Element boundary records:
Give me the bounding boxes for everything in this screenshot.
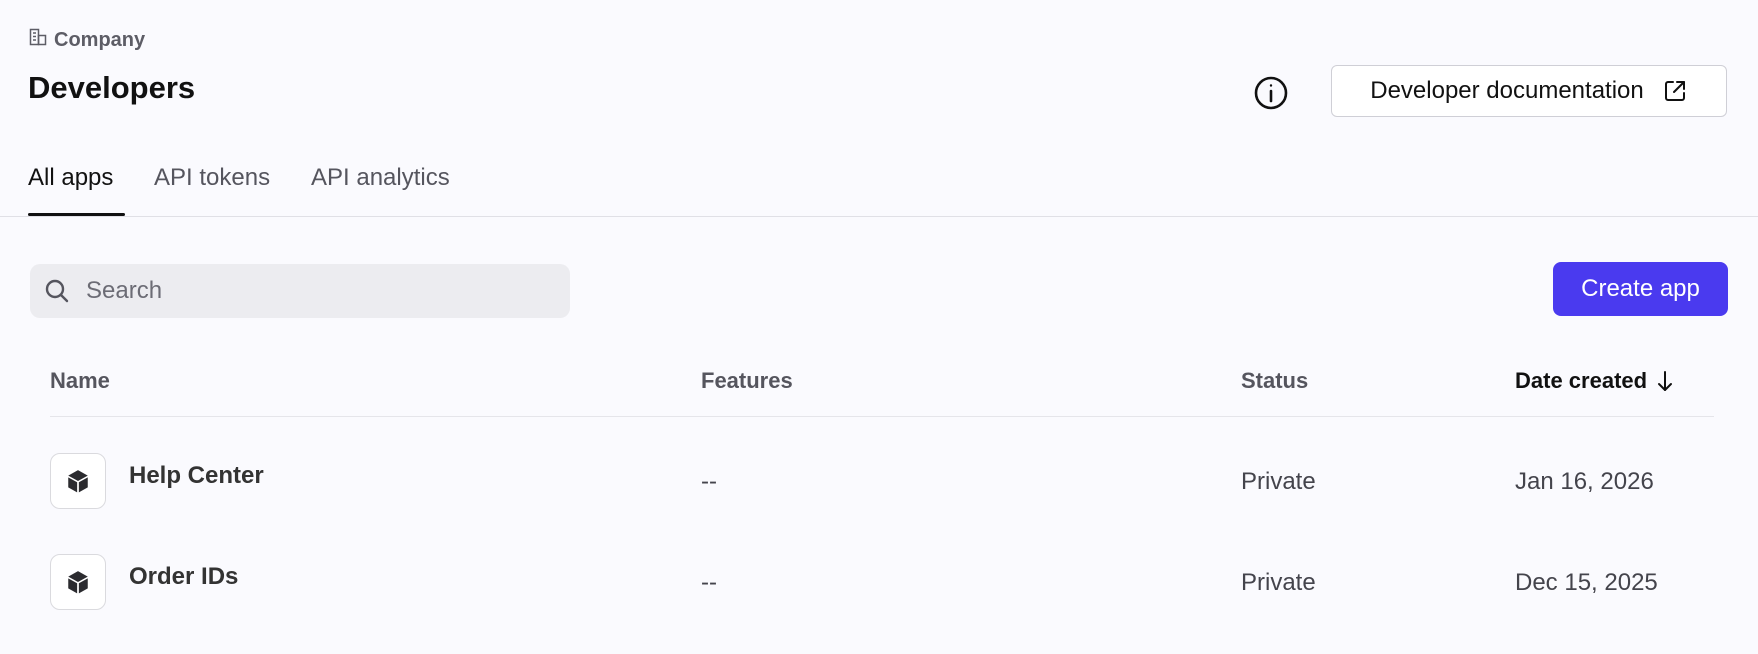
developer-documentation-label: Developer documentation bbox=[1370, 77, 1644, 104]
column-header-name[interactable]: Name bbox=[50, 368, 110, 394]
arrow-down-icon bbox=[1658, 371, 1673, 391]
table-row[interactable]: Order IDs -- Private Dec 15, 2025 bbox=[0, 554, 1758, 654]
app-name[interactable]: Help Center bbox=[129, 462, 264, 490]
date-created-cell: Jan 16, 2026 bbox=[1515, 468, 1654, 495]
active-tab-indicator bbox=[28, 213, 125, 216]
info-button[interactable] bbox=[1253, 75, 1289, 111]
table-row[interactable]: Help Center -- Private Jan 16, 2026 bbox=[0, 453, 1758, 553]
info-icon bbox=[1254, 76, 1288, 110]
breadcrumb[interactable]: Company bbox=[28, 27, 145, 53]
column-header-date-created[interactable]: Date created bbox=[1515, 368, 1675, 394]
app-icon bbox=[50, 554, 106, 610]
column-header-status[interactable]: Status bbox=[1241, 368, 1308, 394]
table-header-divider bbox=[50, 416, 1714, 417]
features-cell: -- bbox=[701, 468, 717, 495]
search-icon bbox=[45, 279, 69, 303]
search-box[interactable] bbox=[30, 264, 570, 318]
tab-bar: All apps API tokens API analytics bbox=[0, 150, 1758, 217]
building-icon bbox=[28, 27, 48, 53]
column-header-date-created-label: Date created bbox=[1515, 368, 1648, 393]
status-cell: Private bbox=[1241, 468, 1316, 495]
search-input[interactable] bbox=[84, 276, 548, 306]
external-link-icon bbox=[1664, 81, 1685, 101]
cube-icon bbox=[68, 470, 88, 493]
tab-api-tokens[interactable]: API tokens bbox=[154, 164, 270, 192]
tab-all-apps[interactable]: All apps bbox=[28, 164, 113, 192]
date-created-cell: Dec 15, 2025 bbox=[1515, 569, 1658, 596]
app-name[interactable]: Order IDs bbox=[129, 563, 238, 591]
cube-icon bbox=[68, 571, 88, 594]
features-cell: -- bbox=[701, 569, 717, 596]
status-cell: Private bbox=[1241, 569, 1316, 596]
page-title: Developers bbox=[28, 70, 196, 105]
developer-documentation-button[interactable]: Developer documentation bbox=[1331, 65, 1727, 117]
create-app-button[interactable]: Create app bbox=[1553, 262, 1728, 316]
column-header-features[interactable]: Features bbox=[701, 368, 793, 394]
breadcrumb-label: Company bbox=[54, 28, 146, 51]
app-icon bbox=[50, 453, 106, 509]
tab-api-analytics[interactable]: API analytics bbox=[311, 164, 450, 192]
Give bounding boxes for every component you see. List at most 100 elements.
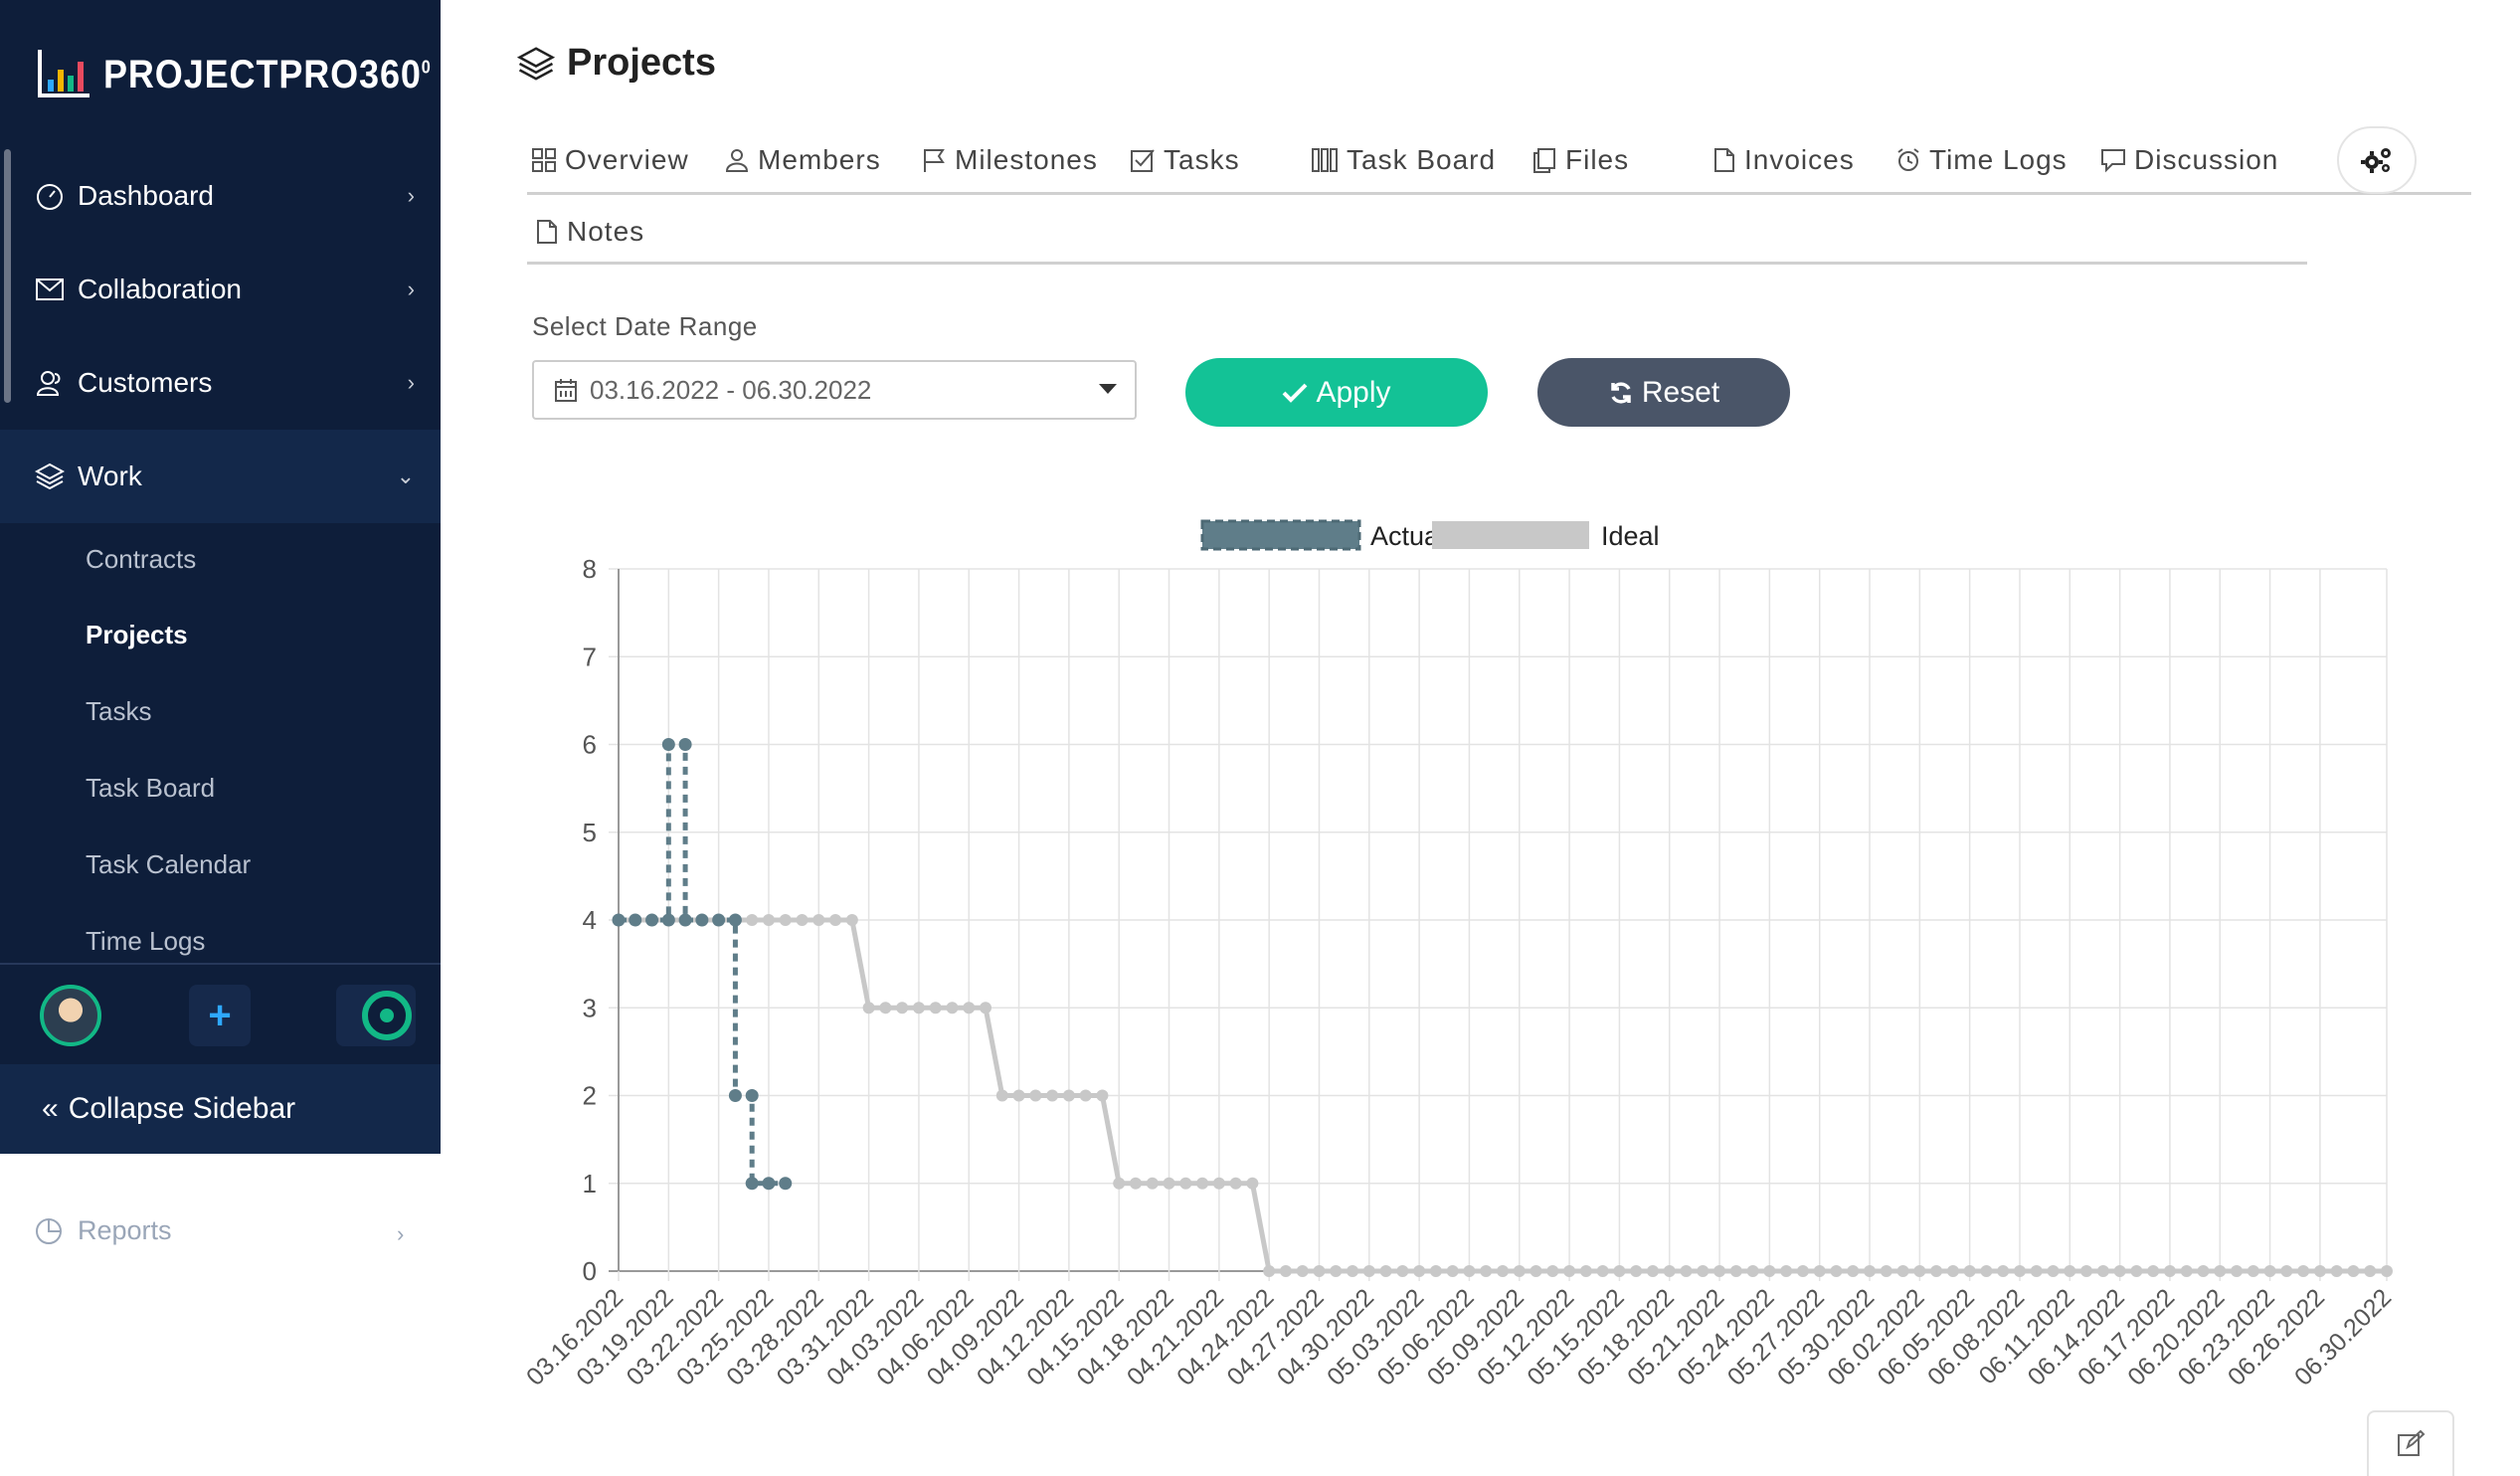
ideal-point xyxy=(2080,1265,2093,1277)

TO DO:
Count the lines in the records above that contain the string "cell", treating uppercase and lowercase as different, and give only the number.

COMPLETE RESPONSE:
6